▶ _Input records_:
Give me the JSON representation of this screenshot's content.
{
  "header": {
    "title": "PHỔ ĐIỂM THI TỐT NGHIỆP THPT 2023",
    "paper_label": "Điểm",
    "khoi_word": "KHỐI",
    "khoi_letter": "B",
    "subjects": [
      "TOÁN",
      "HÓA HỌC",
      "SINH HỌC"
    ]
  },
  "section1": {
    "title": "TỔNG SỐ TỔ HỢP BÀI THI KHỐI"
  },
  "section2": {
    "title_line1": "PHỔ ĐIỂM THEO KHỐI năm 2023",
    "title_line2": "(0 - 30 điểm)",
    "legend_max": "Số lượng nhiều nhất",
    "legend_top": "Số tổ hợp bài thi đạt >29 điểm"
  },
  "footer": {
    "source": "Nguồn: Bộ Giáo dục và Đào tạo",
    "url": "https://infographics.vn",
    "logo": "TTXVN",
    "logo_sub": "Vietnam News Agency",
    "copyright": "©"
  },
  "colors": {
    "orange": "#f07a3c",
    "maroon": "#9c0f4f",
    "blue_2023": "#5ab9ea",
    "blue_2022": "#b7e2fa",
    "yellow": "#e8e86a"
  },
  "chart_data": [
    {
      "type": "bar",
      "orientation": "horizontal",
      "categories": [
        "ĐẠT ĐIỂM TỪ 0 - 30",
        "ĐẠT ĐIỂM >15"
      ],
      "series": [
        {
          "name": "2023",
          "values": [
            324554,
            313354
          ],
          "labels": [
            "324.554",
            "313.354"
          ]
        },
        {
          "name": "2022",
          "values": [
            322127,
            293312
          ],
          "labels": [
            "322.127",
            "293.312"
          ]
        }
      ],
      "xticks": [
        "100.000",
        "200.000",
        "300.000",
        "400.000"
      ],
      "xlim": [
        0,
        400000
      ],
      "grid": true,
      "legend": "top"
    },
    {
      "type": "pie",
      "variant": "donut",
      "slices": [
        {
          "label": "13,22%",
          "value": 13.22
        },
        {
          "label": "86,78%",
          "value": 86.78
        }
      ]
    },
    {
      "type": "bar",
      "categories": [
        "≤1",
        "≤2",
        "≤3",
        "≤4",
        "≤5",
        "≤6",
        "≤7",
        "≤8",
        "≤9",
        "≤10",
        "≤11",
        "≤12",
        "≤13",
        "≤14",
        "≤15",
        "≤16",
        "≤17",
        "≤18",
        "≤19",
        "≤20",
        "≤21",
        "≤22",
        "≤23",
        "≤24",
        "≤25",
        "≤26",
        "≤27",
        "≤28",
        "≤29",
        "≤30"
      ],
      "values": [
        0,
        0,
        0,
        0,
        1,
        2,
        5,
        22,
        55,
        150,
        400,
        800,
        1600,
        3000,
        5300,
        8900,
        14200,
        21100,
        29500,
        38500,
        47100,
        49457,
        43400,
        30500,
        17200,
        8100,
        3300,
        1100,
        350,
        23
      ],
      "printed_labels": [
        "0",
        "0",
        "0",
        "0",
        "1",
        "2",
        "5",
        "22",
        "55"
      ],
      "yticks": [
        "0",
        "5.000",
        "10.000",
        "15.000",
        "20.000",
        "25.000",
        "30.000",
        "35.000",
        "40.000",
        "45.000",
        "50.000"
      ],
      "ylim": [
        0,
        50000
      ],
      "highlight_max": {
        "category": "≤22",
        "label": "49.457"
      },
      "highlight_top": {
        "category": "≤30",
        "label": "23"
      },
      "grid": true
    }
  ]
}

▶ _Short task_: Every entry must be quoted exactly as it appears above.

▶ _Output below_:
Give me the JSON representation of this screenshot's content.
{
  "header": {
    "title": "PHỔ ĐIỂM THI TỐT NGHIỆP THPT 2023",
    "paper_label": "Điểm",
    "khoi_word": "KHỐI",
    "khoi_letter": "B",
    "subjects": [
      "TOÁN",
      "HÓA HỌC",
      "SINH HỌC"
    ]
  },
  "section1": {
    "title": "TỔNG SỐ TỔ HỢP BÀI THI KHỐI"
  },
  "section2": {
    "title_line1": "PHỔ ĐIỂM THEO KHỐI năm 2023",
    "title_line2": "(0 - 30 điểm)",
    "legend_max": "Số lượng nhiều nhất",
    "legend_top": "Số tổ hợp bài thi đạt >29 điểm"
  },
  "footer": {
    "source": "Nguồn: Bộ Giáo dục và Đào tạo",
    "url": "https://infographics.vn",
    "logo": "TTXVN",
    "logo_sub": "Vietnam News Agency",
    "copyright": "©"
  },
  "colors": {
    "orange": "#f07a3c",
    "maroon": "#9c0f4f",
    "blue_2023": "#5ab9ea",
    "blue_2022": "#b7e2fa",
    "yellow": "#e8e86a"
  },
  "chart_data": [
    {
      "type": "bar",
      "orientation": "horizontal",
      "categories": [
        "ĐẠT ĐIỂM TỪ 0 - 30",
        "ĐẠT ĐIỂM >15"
      ],
      "series": [
        {
          "name": "2023",
          "values": [
            324554,
            313354
          ],
          "labels": [
            "324.554",
            "313.354"
          ]
        },
        {
          "name": "2022",
          "values": [
            322127,
            293312
          ],
          "labels": [
            "322.127",
            "293.312"
          ]
        }
      ],
      "xticks": [
        "100.000",
        "200.000",
        "300.000",
        "400.000"
      ],
      "xlim": [
        0,
        400000
      ],
      "grid": true,
      "legend": "top"
    },
    {
      "type": "pie",
      "variant": "donut",
      "slices": [
        {
          "label": "13,22%",
          "value": 13.22
        },
        {
          "label": "86,78%",
          "value": 86.78
        }
      ]
    },
    {
      "type": "bar",
      "categories": [
        "≤1",
        "≤2",
        "≤3",
        "≤4",
        "≤5",
        "≤6",
        "≤7",
        "≤8",
        "≤9",
        "≤10",
        "≤11",
        "≤12",
        "≤13",
        "≤14",
        "≤15",
        "≤16",
        "≤17",
        "≤18",
        "≤19",
        "≤20",
        "≤21",
        "≤22",
        "≤23",
        "≤24",
        "≤25",
        "≤26",
        "≤27",
        "≤28",
        "≤29",
        "≤30"
      ],
      "values": [
        0,
        0,
        0,
        0,
        1,
        2,
        5,
        22,
        55,
        150,
        400,
        800,
        1600,
        3000,
        5300,
        8900,
        14200,
        21100,
        29500,
        38500,
        47100,
        49457,
        43400,
        30500,
        17200,
        8100,
        3300,
        1100,
        350,
        23
      ],
      "printed_labels": [
        "0",
        "0",
        "0",
        "0",
        "1",
        "2",
        "5",
        "22",
        "55"
      ],
      "yticks": [
        "0",
        "5.000",
        "10.000",
        "15.000",
        "20.000",
        "25.000",
        "30.000",
        "35.000",
        "40.000",
        "45.000",
        "50.000"
      ],
      "ylim": [
        0,
        50000
      ],
      "highlight_max": {
        "category": "≤22",
        "label": "49.457"
      },
      "highlight_top": {
        "category": "≤30",
        "label": "23"
      },
      "grid": true
    }
  ]
}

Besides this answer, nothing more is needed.